• [Task brief]
Reproduce the records below exactly, leaving out any pictures.

• [Recorded information]
____

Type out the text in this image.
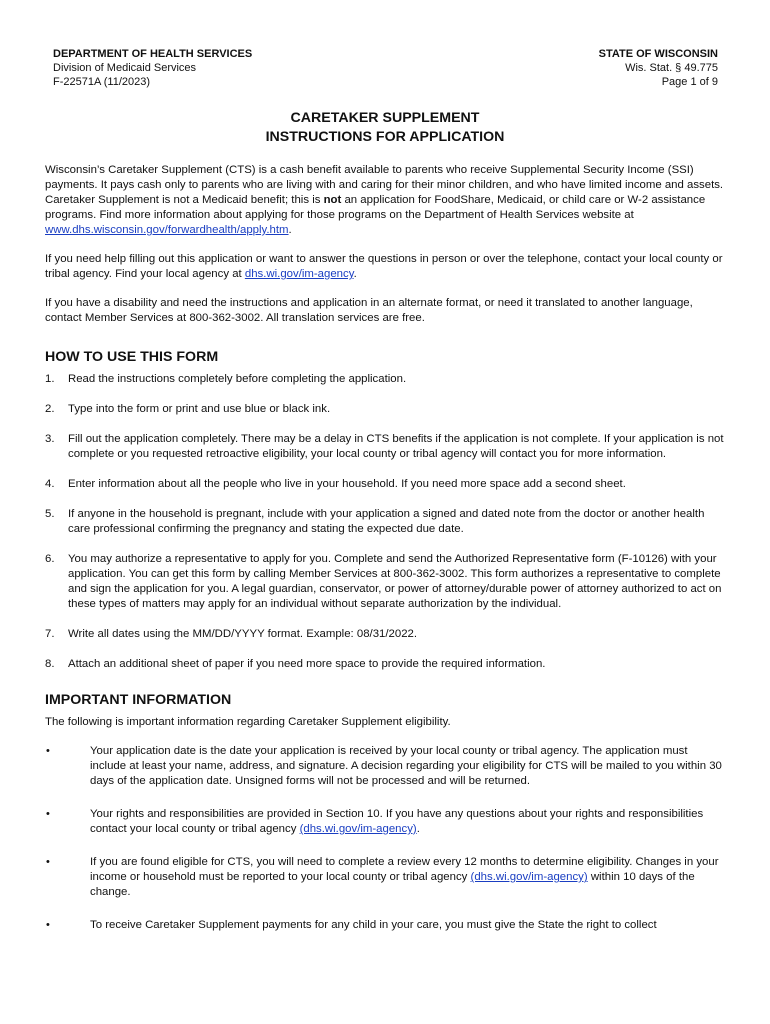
DEPARTMENT OF HEALTH SERVICES
Division of Medicaid Services
F-22571A (11/2023)
STATE OF WISCONSIN
Wis. Stat. § 49.775
Page 1 of 9
CARETAKER SUPPLEMENT
INSTRUCTIONS FOR APPLICATION

Wisconsin’s Caretaker Supplement (CTS) is a cash benefit available to parents who receive Supplemental Security Income (SSI) payments. It pays cash only to parents who are living with and caring for their minor children, and who have limited income and assets. Caretaker Supplement is not a Medicaid benefit; this is not an application for FoodShare, Medicaid, or child care or W-2 assistance programs. Find more information about applying for those programs on the Department of Health Services website at www.dhs.wisconsin.gov/forwardhealth/apply.htm.

If you need help filling out this application or want to answer the questions in person or over the telephone, contact your local county or tribal agency. Find your local agency at dhs.wi.gov/im-agency.

If you have a disability and need the instructions and application in an alternate format, or need it translated to another language, contact Member Services at 800-362-3002. All translation services are free.

HOW TO USE THIS FORM
1. Read the instructions completely before completing the application.
2. Type into the form or print and use blue or black ink.
3. Fill out the application completely. There may be a delay in CTS benefits if the application is not complete. If your application is not complete or you requested retroactive eligibility, your local county or tribal agency will contact you for more information.
4. Enter information about all the people who live in your household. If you need more space add a second sheet.
5. If anyone in the household is pregnant, include with your application a signed and dated note from the doctor or another health care professional confirming the pregnancy and stating the expected due date.
6. You may authorize a representative to apply for you. Complete and send the Authorized Representative form (F-10126) with your application. You can get this form by calling Member Services at 800-362-3002. This form authorizes a representative to complete and sign the application for you. A legal guardian, conservator, or power of attorney/durable power of attorney authorized to act on these types of matters may apply for an individual without separate authorization by the individual.
7. Write all dates using the MM/DD/YYYY format. Example: 08/31/2022.
8. Attach an additional sheet of paper if you need more space to provide the required information.
IMPORTANT INFORMATION

The following is important information regarding Caretaker Supplement eligibility.

•	Your application date is the date your application is received by your local county or tribal agency. The application must include at least your name, address, and signature. A decision regarding your eligibility for CTS will be mailed to you within 30 days of the application date. Unsigned forms will not be processed and will be returned.
•	Your rights and responsibilities are provided in Section 10. If you have any questions about your rights and responsibilities contact your local county or tribal agency (dhs.wi.gov/im-agency).
•	If you are found eligible for CTS, you will need to complete a review every 12 months to determine eligibility. Changes in your income or household must be reported to your local county or tribal agency (dhs.wi.gov/im-agency) within 10 days of the change.
•	To receive Caretaker Supplement payments for any child in your care, you must give the State the right to collect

____

• [Output of the exercise]
Type out the text in this image.
DEPARTMENT OF HEALTH SERVICES
Division of Medicaid Services
F-22571A (11/2023)
STATE OF WISCONSIN
Wis. Stat. § 49.775
Page 1 of 9
CARETAKER SUPPLEMENT
INSTRUCTIONS FOR APPLICATION

Wisconsin’s Caretaker Supplement (CTS) is a cash benefit available to parents who receive Supplemental Security Income (SSI) payments. It pays cash only to parents who are living with and caring for their minor children, and who have limited income and assets. Caretaker Supplement is not a Medicaid benefit; this is not an application for FoodShare, Medicaid, or child care or W-2 assistance programs. Find more information about applying for those programs on the Department of Health Services website at www.dhs.wisconsin.gov/forwardhealth/apply.htm.

If you need help filling out this application or want to answer the questions in person or over the telephone, contact your local county or tribal agency. Find your local agency at dhs.wi.gov/im-agency.

If you have a disability and need the instructions and application in an alternate format, or need it translated to another language, contact Member Services at 800-362-3002. All translation services are free.

HOW TO USE THIS FORM
1. Read the instructions completely before completing the application.
2. Type into the form or print and use blue or black ink.
3. Fill out the application completely. There may be a delay in CTS benefits if the application is not complete. If your application is not complete or you requested retroactive eligibility, your local county or tribal agency will contact you for more information.
4. Enter information about all the people who live in your household. If you need more space add a second sheet.
5. If anyone in the household is pregnant, include with your application a signed and dated note from the doctor or another health care professional confirming the pregnancy and stating the expected due date.
6. You may authorize a representative to apply for you. Complete and send the Authorized Representative form (F-10126) with your application. You can get this form by calling Member Services at 800-362-3002. This form authorizes a representative to complete and sign the application for you. A legal guardian, conservator, or power of attorney/durable power of attorney authorized to act on these types of matters may apply for an individual without separate authorization by the individual.
7. Write all dates using the MM/DD/YYYY format. Example: 08/31/2022.
8. Attach an additional sheet of paper if you need more space to provide the required information.
IMPORTANT INFORMATION

The following is important information regarding Caretaker Supplement eligibility.

•	Your application date is the date your application is received by your local county or tribal agency. The application must include at least your name, address, and signature. A decision regarding your eligibility for CTS will be mailed to you within 30 days of the application date. Unsigned forms will not be processed and will be returned.
•	Your rights and responsibilities are provided in Section 10. If you have any questions about your rights and responsibilities contact your local county or tribal agency (dhs.wi.gov/im-agency).
•	If you are found eligible for CTS, you will need to complete a review every 12 months to determine eligibility. Changes in your income or household must be reported to your local county or tribal agency (dhs.wi.gov/im-agency) within 10 days of the change.
•	To receive Caretaker Supplement payments for any child in your care, you must give the State the right to collect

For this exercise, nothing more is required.